** WORKING DATA follows **

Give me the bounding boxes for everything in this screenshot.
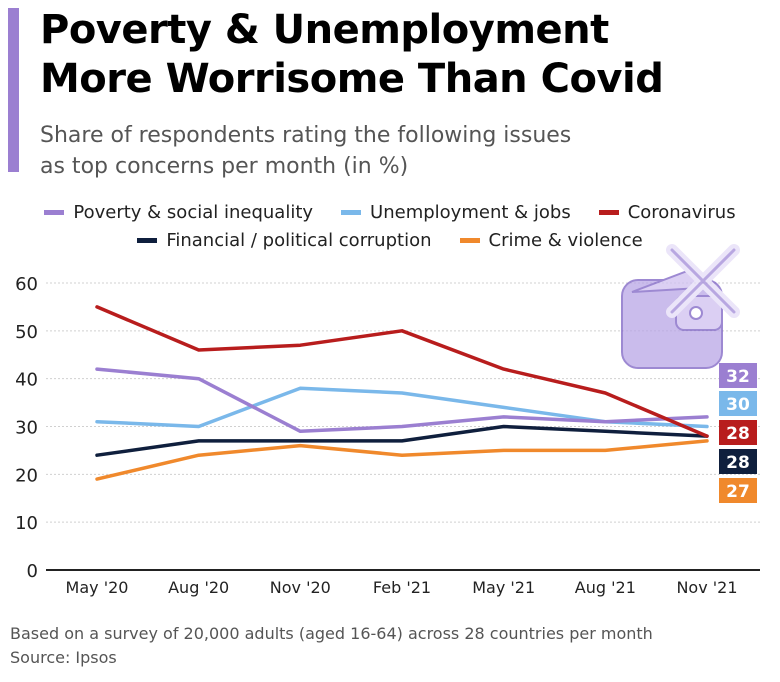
- chart-subtitle: Share of respondents rating the followin…: [40, 120, 680, 182]
- legend-item-coronavirus: Coronavirus: [598, 201, 736, 223]
- series-line: [95, 424, 709, 457]
- end-label: 32: [726, 367, 750, 387]
- x-tick-label: Feb '21: [373, 578, 431, 597]
- x-tick-label: Aug '20: [168, 578, 229, 597]
- end-label-box: [719, 391, 757, 416]
- y-tick-label: 10: [15, 513, 38, 534]
- legend-label: Poverty & social inequality: [73, 201, 314, 223]
- legend-label: Unemployment & jobs: [370, 201, 571, 223]
- legend-swatch: [341, 209, 362, 215]
- legend-swatch: [137, 237, 158, 243]
- legend-row-1: Poverty & social inequality Unemployment…: [0, 198, 780, 226]
- series-layer: [95, 305, 709, 481]
- end-label-box: [719, 363, 757, 388]
- end-label: 28: [726, 453, 750, 473]
- y-tick-label: 20: [15, 465, 38, 486]
- legend-label: Coronavirus: [627, 201, 736, 223]
- footer: Based on a survey of 20,000 adults (aged…: [10, 622, 770, 670]
- end-label: 28: [726, 424, 750, 444]
- y-tick-label: 40: [15, 370, 38, 391]
- legend-swatch: [459, 237, 480, 243]
- end-label-box: [719, 449, 757, 474]
- title-line-2: More Worrisome Than Covid: [40, 56, 664, 102]
- legend: Poverty & social inequality Unemployment…: [0, 198, 780, 254]
- footer-note: Based on a survey of 20,000 adults (aged…: [10, 624, 653, 643]
- end-label-box: [719, 478, 757, 503]
- chart-title: Poverty & Unemployment More Worrisome Th…: [40, 6, 770, 104]
- subtitle-line-1: Share of respondents rating the followin…: [40, 123, 572, 148]
- end-label: 27: [726, 482, 750, 502]
- end-labels-layer: 32 30 28 28 27: [719, 363, 757, 503]
- series-line: [95, 367, 709, 434]
- x-tick-label: Nov '20: [270, 578, 331, 597]
- legend-item-unemployment: Unemployment & jobs: [341, 202, 571, 223]
- subtitle-line-2: as top concerns per month (in %): [40, 154, 409, 179]
- footer-source: Source: Ipsos: [10, 648, 117, 667]
- legend-swatch: [44, 209, 65, 215]
- y-tick-label: 0: [27, 561, 38, 582]
- series-line: [95, 439, 709, 481]
- legend-item-corruption: Financial / political corruption: [137, 229, 432, 251]
- legend-label: Financial / political corruption: [166, 229, 432, 251]
- legend-swatch: [598, 209, 619, 215]
- end-label: 30: [726, 395, 750, 415]
- title-line-1: Poverty & Unemployment: [40, 7, 609, 53]
- x-tick-label: May '21: [472, 578, 535, 597]
- legend-label: Crime & violence: [488, 229, 643, 251]
- y-tick-label: 30: [15, 418, 38, 439]
- grid-layer: 0 10 20 30 40 50 60 May '20 Aug '20 Nov '20 Feb '2…: [15, 274, 760, 597]
- x-tick-label: May '20: [66, 578, 129, 597]
- x-tick-label: Aug '21: [575, 578, 636, 597]
- y-tick-label: 50: [15, 322, 38, 343]
- end-label-box: [719, 420, 757, 445]
- legend-row-2: Financial / political corruption Crime &…: [0, 226, 780, 254]
- legend-item-crime: Crime & violence: [459, 229, 643, 251]
- x-tick-label: Nov '21: [676, 578, 737, 597]
- series-line: [95, 305, 709, 438]
- legend-item-poverty: Poverty & social inequality: [44, 202, 313, 223]
- wallet-with-cross-icon: [621, 244, 740, 369]
- accent-bar: [8, 8, 19, 172]
- y-tick-label: 60: [15, 274, 38, 295]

** End of WORKING DATA **

WHAT THE TASK ASKS
When you transcribe these entries, keep every word exact and drop the pictures.

ANSWER BELOW
Give me the bounding boxes for everything in this screenshot.
- chart-subtitle: Share of respondents rating the followin…: [40, 120, 680, 182]
- legend-item-coronavirus: Coronavirus: [598, 201, 736, 223]
- series-line: [95, 424, 709, 457]
- end-label: 32: [726, 367, 750, 387]
- x-tick-label: Feb '21: [373, 578, 431, 597]
- x-tick-label: Aug '20: [168, 578, 229, 597]
- end-label-box: [719, 391, 757, 416]
- y-tick-label: 10: [15, 513, 38, 534]
- legend-label: Poverty & social inequality: [73, 201, 314, 223]
- legend-label: Unemployment & jobs: [370, 201, 571, 223]
- legend-swatch: [341, 209, 362, 215]
- legend-swatch: [137, 237, 158, 243]
- legend-row-1: Poverty & social inequality Unemployment…: [0, 198, 780, 226]
- series-layer: [95, 305, 709, 481]
- end-label-box: [719, 363, 757, 388]
- end-label: 28: [726, 453, 750, 473]
- y-tick-label: 20: [15, 465, 38, 486]
- legend-label: Coronavirus: [627, 201, 736, 223]
- footer: Based on a survey of 20,000 adults (aged…: [10, 622, 770, 670]
- end-label: 28: [726, 424, 750, 444]
- y-tick-label: 40: [15, 370, 38, 391]
- legend-swatch: [459, 237, 480, 243]
- end-label-box: [719, 449, 757, 474]
- title-line-2: More Worrisome Than Covid: [40, 56, 664, 102]
- legend: Poverty & social inequality Unemployment…: [0, 198, 780, 254]
- footer-note: Based on a survey of 20,000 adults (aged…: [10, 624, 653, 643]
- end-label-box: [719, 478, 757, 503]
- chart-title: Poverty & Unemployment More Worrisome Th…: [40, 6, 770, 104]
- subtitle-line-1: Share of respondents rating the followin…: [40, 123, 572, 148]
- end-label: 27: [726, 482, 750, 502]
- end-labels-layer: 32 30 28 28 27: [719, 363, 757, 503]
- series-line: [95, 367, 709, 434]
- x-tick-label: Nov '20: [270, 578, 331, 597]
- legend-item-unemployment: Unemployment & jobs: [341, 202, 571, 223]
- subtitle-line-2: as top concerns per month (in %): [40, 154, 409, 179]
- footer-source: Source: Ipsos: [10, 648, 117, 667]
- legend-swatch: [44, 209, 65, 215]
- y-tick-label: 0: [27, 561, 38, 582]
- series-line: [95, 439, 709, 481]
- legend-item-corruption: Financial / political corruption: [137, 229, 432, 251]
- legend-label: Financial / political corruption: [166, 229, 432, 251]
- legend-swatch: [598, 209, 619, 215]
- end-label: 30: [726, 395, 750, 415]
- title-line-1: Poverty & Unemployment: [40, 7, 609, 53]
- x-tick-label: May '21: [472, 578, 535, 597]
- legend-label: Crime & violence: [488, 229, 643, 251]
- y-tick-label: 30: [15, 418, 38, 439]
- grid-layer: 0 10 20 30 40 50 60 May '20 Aug '20 Nov '20 Feb '2…: [15, 274, 760, 597]
- x-tick-label: May '20: [66, 578, 129, 597]
- x-tick-label: Aug '21: [575, 578, 636, 597]
- y-tick-label: 50: [15, 322, 38, 343]
- end-label-box: [719, 420, 757, 445]
- legend-row-2: Financial / political corruption Crime &…: [0, 226, 780, 254]
- legend-item-crime: Crime & violence: [459, 229, 643, 251]
- x-tick-label: Nov '21: [676, 578, 737, 597]
- series-line: [95, 305, 709, 438]
- legend-item-poverty: Poverty & social inequality: [44, 202, 313, 223]
- wallet-with-cross-icon: [621, 244, 740, 369]
- accent-bar: [8, 8, 19, 172]
- y-tick-label: 60: [15, 274, 38, 295]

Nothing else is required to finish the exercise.